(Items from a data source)
______________________________
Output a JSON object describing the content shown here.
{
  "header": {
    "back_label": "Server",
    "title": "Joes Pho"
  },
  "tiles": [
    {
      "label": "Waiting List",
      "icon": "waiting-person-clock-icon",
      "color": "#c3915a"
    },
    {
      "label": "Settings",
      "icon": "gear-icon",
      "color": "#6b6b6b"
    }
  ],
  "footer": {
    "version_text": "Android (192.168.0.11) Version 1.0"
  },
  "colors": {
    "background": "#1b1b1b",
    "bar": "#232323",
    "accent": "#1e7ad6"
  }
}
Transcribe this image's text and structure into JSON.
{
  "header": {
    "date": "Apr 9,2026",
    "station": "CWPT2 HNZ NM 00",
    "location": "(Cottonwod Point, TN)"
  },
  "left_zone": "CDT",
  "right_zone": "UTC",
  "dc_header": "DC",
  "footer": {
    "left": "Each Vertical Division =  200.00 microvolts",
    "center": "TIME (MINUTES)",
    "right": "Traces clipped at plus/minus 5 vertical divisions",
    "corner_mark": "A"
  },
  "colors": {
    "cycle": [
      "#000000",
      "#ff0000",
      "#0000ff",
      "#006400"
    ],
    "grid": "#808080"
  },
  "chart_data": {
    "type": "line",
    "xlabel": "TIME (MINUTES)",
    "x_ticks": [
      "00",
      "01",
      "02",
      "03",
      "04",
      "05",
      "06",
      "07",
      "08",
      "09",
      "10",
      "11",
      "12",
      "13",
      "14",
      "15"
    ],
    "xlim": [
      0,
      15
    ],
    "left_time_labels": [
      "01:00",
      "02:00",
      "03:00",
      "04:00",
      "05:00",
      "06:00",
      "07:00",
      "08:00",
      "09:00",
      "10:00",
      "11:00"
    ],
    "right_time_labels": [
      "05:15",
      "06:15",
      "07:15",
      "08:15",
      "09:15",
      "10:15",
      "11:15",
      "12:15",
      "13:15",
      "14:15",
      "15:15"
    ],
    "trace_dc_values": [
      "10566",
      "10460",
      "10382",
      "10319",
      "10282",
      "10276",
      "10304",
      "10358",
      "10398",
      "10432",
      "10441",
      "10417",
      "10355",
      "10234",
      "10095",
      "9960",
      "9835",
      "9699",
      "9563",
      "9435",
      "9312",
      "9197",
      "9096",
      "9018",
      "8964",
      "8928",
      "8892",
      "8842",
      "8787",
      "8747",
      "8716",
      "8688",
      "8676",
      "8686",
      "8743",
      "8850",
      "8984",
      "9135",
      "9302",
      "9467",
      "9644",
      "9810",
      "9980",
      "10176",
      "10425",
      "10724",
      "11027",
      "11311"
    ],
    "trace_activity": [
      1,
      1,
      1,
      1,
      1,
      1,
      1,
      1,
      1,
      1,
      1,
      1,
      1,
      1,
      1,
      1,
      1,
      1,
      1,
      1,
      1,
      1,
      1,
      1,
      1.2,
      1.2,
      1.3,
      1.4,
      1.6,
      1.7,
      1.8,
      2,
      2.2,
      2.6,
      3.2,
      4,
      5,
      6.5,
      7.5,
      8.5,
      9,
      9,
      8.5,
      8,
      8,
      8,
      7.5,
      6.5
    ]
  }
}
______________________________
- [Direction]: Output the complete data exactly as written.

- [Solution to this task]:
Output a JSON object describing the content shown here.
{
  "header": {
    "back_label": "Server",
    "title": "Joes Pho"
  },
  "tiles": [
    {
      "label": "Waiting List",
      "icon": "waiting-person-clock-icon",
      "color": "#c3915a"
    },
    {
      "label": "Settings",
      "icon": "gear-icon",
      "color": "#6b6b6b"
    }
  ],
  "footer": {
    "version_text": "Android (192.168.0.11) Version 1.0"
  },
  "colors": {
    "background": "#1b1b1b",
    "bar": "#232323",
    "accent": "#1e7ad6"
  }
}
Transcribe this image's text and structure into JSON.
{
  "header": {
    "date": "Apr 9,2026",
    "station": "CWPT2 HNZ NM 00",
    "location": "(Cottonwod Point, TN)"
  },
  "left_zone": "CDT",
  "right_zone": "UTC",
  "dc_header": "DC",
  "footer": {
    "left": "Each Vertical Division =  200.00 microvolts",
    "center": "TIME (MINUTES)",
    "right": "Traces clipped at plus/minus 5 vertical divisions",
    "corner_mark": "A"
  },
  "colors": {
    "cycle": [
      "#000000",
      "#ff0000",
      "#0000ff",
      "#006400"
    ],
    "grid": "#808080"
  },
  "chart_data": {
    "type": "line",
    "xlabel": "TIME (MINUTES)",
    "x_ticks": [
      "00",
      "01",
      "02",
      "03",
      "04",
      "05",
      "06",
      "07",
      "08",
      "09",
      "10",
      "11",
      "12",
      "13",
      "14",
      "15"
    ],
    "xlim": [
      0,
      15
    ],
    "left_time_labels": [
      "01:00",
      "02:00",
      "03:00",
      "04:00",
      "05:00",
      "06:00",
      "07:00",
      "08:00",
      "09:00",
      "10:00",
      "11:00"
    ],
    "right_time_labels": [
      "05:15",
      "06:15",
      "07:15",
      "08:15",
      "09:15",
      "10:15",
      "11:15",
      "12:15",
      "13:15",
      "14:15",
      "15:15"
    ],
    "trace_dc_values": [
      "10566",
      "10460",
      "10382",
      "10319",
      "10282",
      "10276",
      "10304",
      "10358",
      "10398",
      "10432",
      "10441",
      "10417",
      "10355",
      "10234",
      "10095",
      "9960",
      "9835",
      "9699",
      "9563",
      "9435",
      "9312",
      "9197",
      "9096",
      "9018",
      "8964",
      "8928",
      "8892",
      "8842",
      "8787",
      "8747",
      "8716",
      "8688",
      "8676",
      "8686",
      "8743",
      "8850",
      "8984",
      "9135",
      "9302",
      "9467",
      "9644",
      "9810",
      "9980",
      "10176",
      "10425",
      "10724",
      "11027",
      "11311"
    ],
    "trace_activity": [
      1,
      1,
      1,
      1,
      1,
      1,
      1,
      1,
      1,
      1,
      1,
      1,
      1,
      1,
      1,
      1,
      1,
      1,
      1,
      1,
      1,
      1,
      1,
      1,
      1.2,
      1.2,
      1.3,
      1.4,
      1.6,
      1.7,
      1.8,
      2,
      2.2,
      2.6,
      3.2,
      4,
      5,
      6.5,
      7.5,
      8.5,
      9,
      9,
      8.5,
      8,
      8,
      8,
      7.5,
      6.5
    ]
  }
}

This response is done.